**DATA TO PROCESS**

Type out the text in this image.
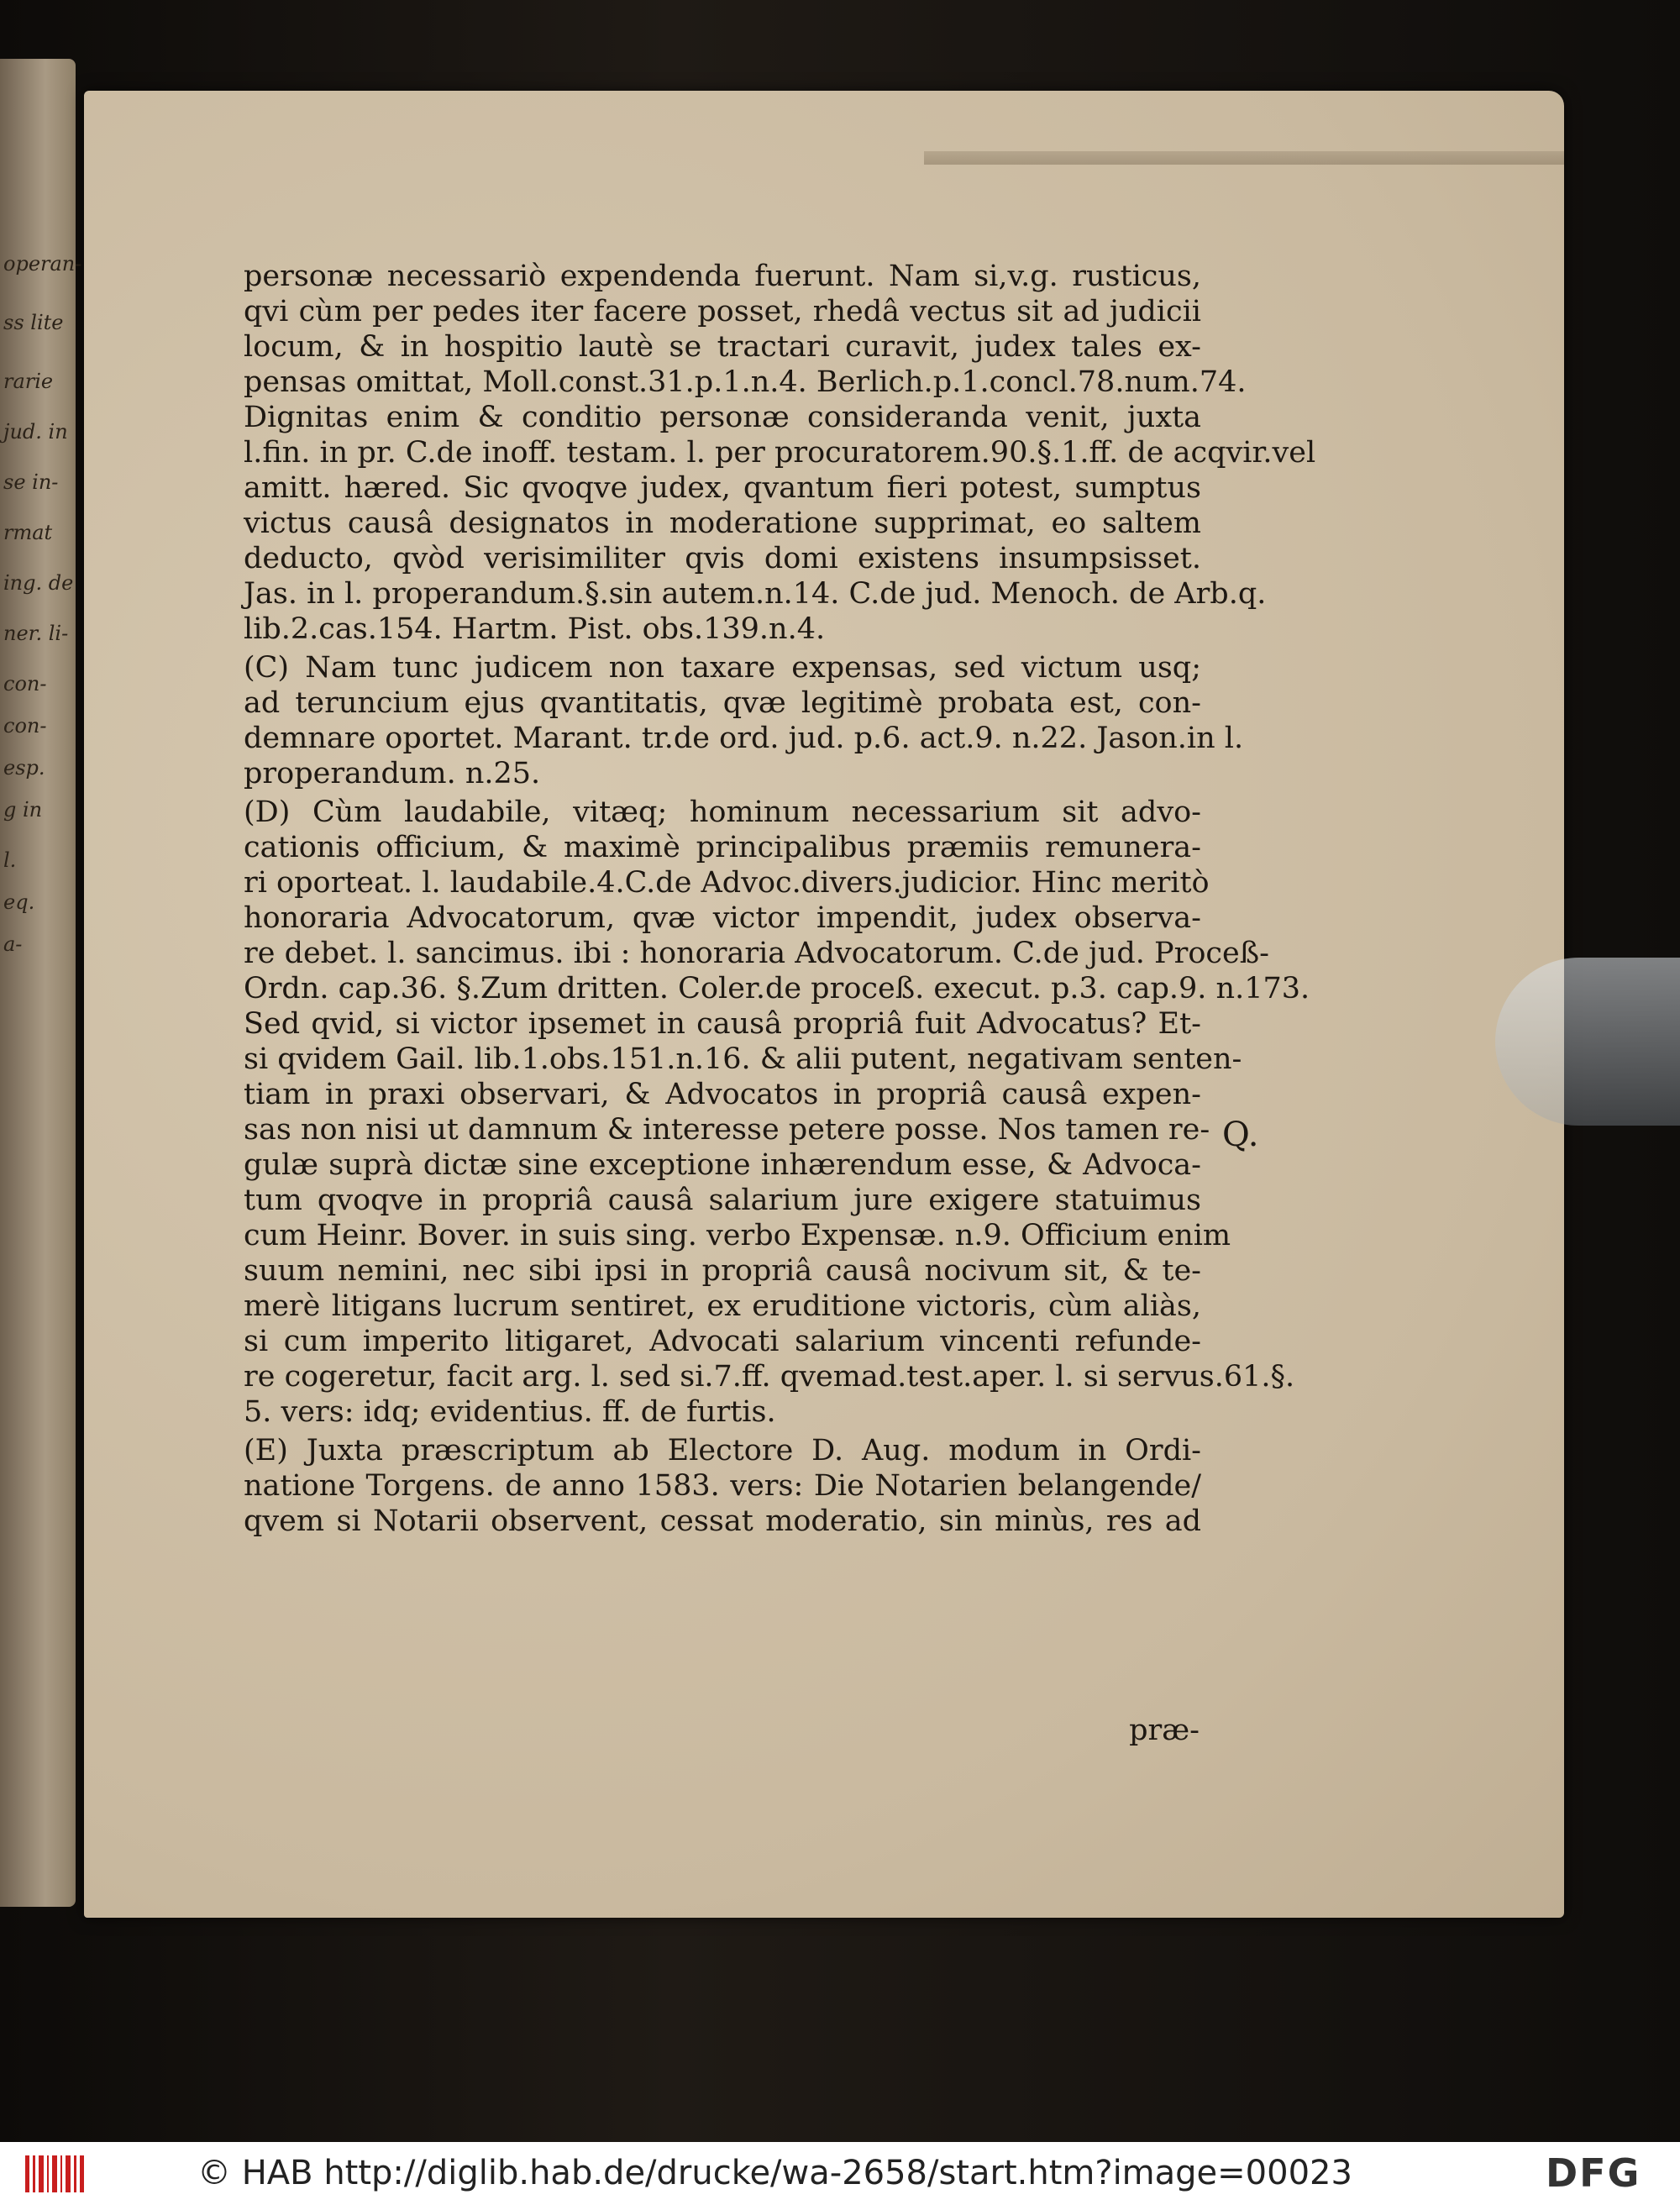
operan-
ss lite
rarie
jud. in
se in-
rmat
ing. de
ner. li-
con-
con-
esp.
g in
l.
eq.
a-
personæ necessariò expendenda fuerunt. Nam si,v.g. rusticus,
qvi cùm per pedes iter facere posset, rhedâ vectus sit ad judicii
locum, & in hospitio lautè se tractari curavit, judex tales ex-
pensas omittat, Moll.const.31.p.1.n.4. Berlich.p.1.concl.78.num.74.
Dignitas enim & conditio personæ consideranda venit, juxta
l.fin. in pr. C.de inoff. testam. l. per procuratorem.90.§.1.ff. de acqvir.vel
amitt. hæred. Sic qvoqve judex, qvantum fieri potest, sumptus
victus causâ designatos in moderatione supprimat, eo saltem
deducto, qvòd verisimiliter qvis domi existens insumpsisset.
Jas. in l. properandum.§.sin autem.n.14. C.de jud. Menoch. de Arb.q.
lib.2.cas.154. Hartm. Pist. obs.139.n.4.
(C) Nam tunc judicem non taxare expensas, sed victum usq;
ad teruncium ejus qvantitatis, qvæ legitimè probata est, con-
demnare oportet. Marant. tr.de ord. jud. p.6. act.9. n.22. Jason.in l.
properandum. n.25.
(D) Cùm laudabile, vitæq; hominum necessarium sit advo-
cationis officium, & maximè principalibus præmiis remunera-
ri oporteat. l. laudabile.4.C.de Advoc.divers.judicior. Hinc meritò
honoraria Advocatorum, qvæ victor impendit, judex observa-
re debet. l. sancimus. ibi : honoraria Advocatorum. C.de jud. Proceß-
Ordn. cap.36. §.Zum dritten. Coler.de proceß. execut. p.3. cap.9. n.173.
Sed qvid, si victor ipsemet in causâ propriâ fuit Advocatus? Et-
si qvidem Gail. lib.1.obs.151.n.16. & alii putent, negativam senten-
tiam in praxi observari, & Advocatos in propriâ causâ expen-
sas non nisi ut damnum & interesse petere posse. Nos tamen re-
gulæ suprà dictæ sine exceptione inhærendum esse, & Advoca-
tum qvoqve in propriâ causâ salarium jure exigere statuimus
cum Heinr. Bover. in suis sing. verbo Expensæ. n.9. Officium enim
suum nemini, nec sibi ipsi in propriâ causâ nocivum sit, & te-
merè litigans lucrum sentiret, ex eruditione victoris, cùm aliàs,
si cum imperito litigaret, Advocati salarium vincenti refunde-
re cogeretur, facit arg. l. sed si.7.ff. qvemad.test.aper. l. si servus.61.§.
5. vers: idq; evidentius. ff. de furtis.
(E) Juxta præscriptum ab Electore D. Aug. modum in Ordi-
natione Torgens. de anno 1583. vers: Die Notarien belangende/
qvem si Notarii observent, cessat moderatio, sin minùs, res ad
præ-
Q.
© HAB http://diglib.hab.de/drucke/wa-2658/start.htm?image=00023	DFG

**WHAT TO WORK ON**
List all lines in the material containing the string "honoraria".

**WRITTEN SOLUTION**
honoraria Advocatorum, qvæ victor impendit, judex observa-
re debet. l. sancimus. ibi : honoraria Advocatorum. C.de jud. Proceß-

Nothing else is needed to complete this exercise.